EXERCISE 1: Using the glyphosate passage below, say whether each statement agrees with it, answering yes or no and quoting the words that settle it: (a) the enzyme glyphosate inhibits is also found in birds; (b) the control embryos were grown in fish tank water; (c) embryos in pond water died of fungal infections more often than those in tank water.
EXERCISE 2: Carry on the glyphosate passage below, starting right after its final sentence.

Derek Lowe has a sensible article about glyphosphate, the herbicide otherwise known as Roundup. Glyphosate is scary: it’s a chemical, don’t you know, and it kills weeds, so who knows what it’s doing to your children and your cats; even scarier, some crops are being genetically modified to be resistant to glyphosate, and then proteins that protect against Roundup might end up in your cornflakes.
And now some people are raving that glyphosate causes autism, because of course every chemical compound that they don’t understand causes behavioral problems that we don’t like. We must have a scapegoat. It doesn’t matter that it has never been found to have an effect on humans.
An extensive scientific literature indicates that glyphosate is specifically not genotoxic, is not a carcinogen or a teratogen, nor has any specific adverse health effect ever been demonstrated to have been caused by exposure to or low-level consumption of glyphosate. It has little effect on non-target organisms other than plants; a contributing factor to this is that glyphosate inhibits an enzyme found in plants. This enzyme is not found in humans, other mammals, birds, fish, or insects.
The use of glyphosate on herbicide tolerant crops has proven problematic to anti-GMO activists since adoption of the technology promotes the switch to a chemical with a lower environmental impact quotient and lower toxicity.
Lowe explains the statistical nature of risk, and the cautious style of chemical classifications, that allows almost any chemical to be judged as risky to some degree, and feeds sensationalist misreadings. All the data really seems to be saying that it does nothing to animals, but let’s cover our bets and keep an eye on it.
I even have an anecdote about Roundup. We tried to see if it has any early teratogenic effects. The results are sadly unpublishable (for very bad reasons) so it’s safe to summarize them here.
We have a simple assay for developmental errors. Zebrafish pop out a bunch of eggs every morning when the lights come on, and we clean them up and separate them out into beakers, with about 100ml of water for 50 embryos. For our controls, we use fish tank water, the same stuff the adults are swimming around in. It’s got fish pee in it, bacteria, fungal spores, even tiny invertebrates (check your home aquarium water — would you drink it?). We use that because it does have some challenges for growing embryos, and provides a good background for comparisons — we lose 5-10% of the embryos, usually to fungal growth, in these situations.
I had a student who wanted to test local water sources for potential teratogens. So they collected jugs of water from nearby ponds and streams, which are rich with agricultural runoff. We then grew embryos in simple, unfiltered water from Lake Crystal, or the Pomme de Terre river, or nearby ponds, just to see if we had any preliminary effect worth pursuing. This is why we use crude tank water for the controls — those sources would also be complex and biologically rich.
Here’s the boring result: nothing happened. Fish grew happily in water from a shallow pond full of duck poop with an ethanol plant on one side and a dairy farm on the other, with no detectable disorders or effects on the rate of development. In fact, the pond water embryos were healthier in one sense — they had reduced mortality from fungal infections than embryos in tank water. Tentative explanation for that: tank water might specifically be a breeding ground for fungi that thrive on fish, or the fungi might be more sensitive to agricultural chemicals than the fish are. Anyway, it was a negative result.

(Dataset records)
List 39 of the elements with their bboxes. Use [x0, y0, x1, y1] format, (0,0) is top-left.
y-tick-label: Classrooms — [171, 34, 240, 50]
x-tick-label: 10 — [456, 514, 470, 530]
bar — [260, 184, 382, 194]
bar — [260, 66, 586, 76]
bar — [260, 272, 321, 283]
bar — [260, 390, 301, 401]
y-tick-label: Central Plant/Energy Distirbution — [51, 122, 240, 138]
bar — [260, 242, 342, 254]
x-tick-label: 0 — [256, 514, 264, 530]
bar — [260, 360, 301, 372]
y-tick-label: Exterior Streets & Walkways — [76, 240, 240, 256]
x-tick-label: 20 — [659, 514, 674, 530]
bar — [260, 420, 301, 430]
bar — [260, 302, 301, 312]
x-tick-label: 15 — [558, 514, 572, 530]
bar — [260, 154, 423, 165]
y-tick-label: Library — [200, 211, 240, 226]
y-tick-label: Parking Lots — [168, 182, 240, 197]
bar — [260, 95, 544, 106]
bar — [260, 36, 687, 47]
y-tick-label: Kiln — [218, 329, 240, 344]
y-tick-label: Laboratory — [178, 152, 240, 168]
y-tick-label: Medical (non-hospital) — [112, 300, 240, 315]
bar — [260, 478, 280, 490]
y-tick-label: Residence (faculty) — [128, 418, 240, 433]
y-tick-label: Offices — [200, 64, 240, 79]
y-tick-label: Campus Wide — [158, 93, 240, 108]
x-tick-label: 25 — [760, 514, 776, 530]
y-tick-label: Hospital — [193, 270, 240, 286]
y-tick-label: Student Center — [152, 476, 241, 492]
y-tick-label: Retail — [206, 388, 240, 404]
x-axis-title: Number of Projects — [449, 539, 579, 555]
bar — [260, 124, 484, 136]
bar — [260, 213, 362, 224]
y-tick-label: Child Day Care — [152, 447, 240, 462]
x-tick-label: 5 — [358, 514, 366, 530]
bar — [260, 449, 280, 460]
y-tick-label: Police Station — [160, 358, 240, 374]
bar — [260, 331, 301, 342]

WRITTEN RESPONSE 1:
(a) No: "This enzyme is not found in humans, other mammals, birds, fish, or insects."
(b) Yes: "For our controls, we use fish tank water, the same stuff the adults are swimming around in."
(c) No: "they had reduced mortality from fungal infections than embryos in tank water."

WRITTEN RESPONSE 2:
Then we thought to push it, and see if we could get any deleterious effect from those agricultural chemicals, so I bought a gallon of Roundup at the hardware store, and we did a dilution series. Nope, nothing. We had embryos growing in a concentration of several percent glyphosate, and they didn’t seem to mind at all. We used concentrations that were approximately ten times what Monsanto recommends that you spray directly on your lawn, and the zebrafish didn’t care.
Now of course this was a limited and preliminary experiment. All we were examining was survival and basic morphology, and we were only looking at early developmental events, like gastrulation and neurulation and the earliest twitching behaviors, and we can say with some confidence that those were unaffected. We did not look at older animals, so if it were an endocrine disruptor (it isn’t) for instance, we wouldn’t know it. We also don’t have a test for fish autism.
I can also say that I wouldn’t drink glyphosate, but not because I’m afraid it would give me cancer. It’s because the straight stuff is kind of oily and smells nasty. So those stunts where people give Monsanto executives a glass of Roundup and dare them to drink it are really misleading — they’re not going to drink it because concentrated-just-about-anything is unpleasant.
I think the bottom line is that making a claim about the deleterious effects of a substance requires actual data, and not cherry-picking suggestive and vaguely defined effects.
It also says that the file drawer effect is a problem. I suspect there have been lots of preliminary experiments that see nothing, and are abandoned as unpublishable, like ours. That effect is also complicated. You can’t tell me just to take the data we got and publish that, because it really was just a quick pilot experiment to see if there was something worth pursuing. It’s not just that a negative result is unpublishable, but that we didn’t see enough of an effect to make it worth our while to invest enough time and effort to make the results thorough and robust enough to even consider getting it into publishable shape. And thus science staggers on.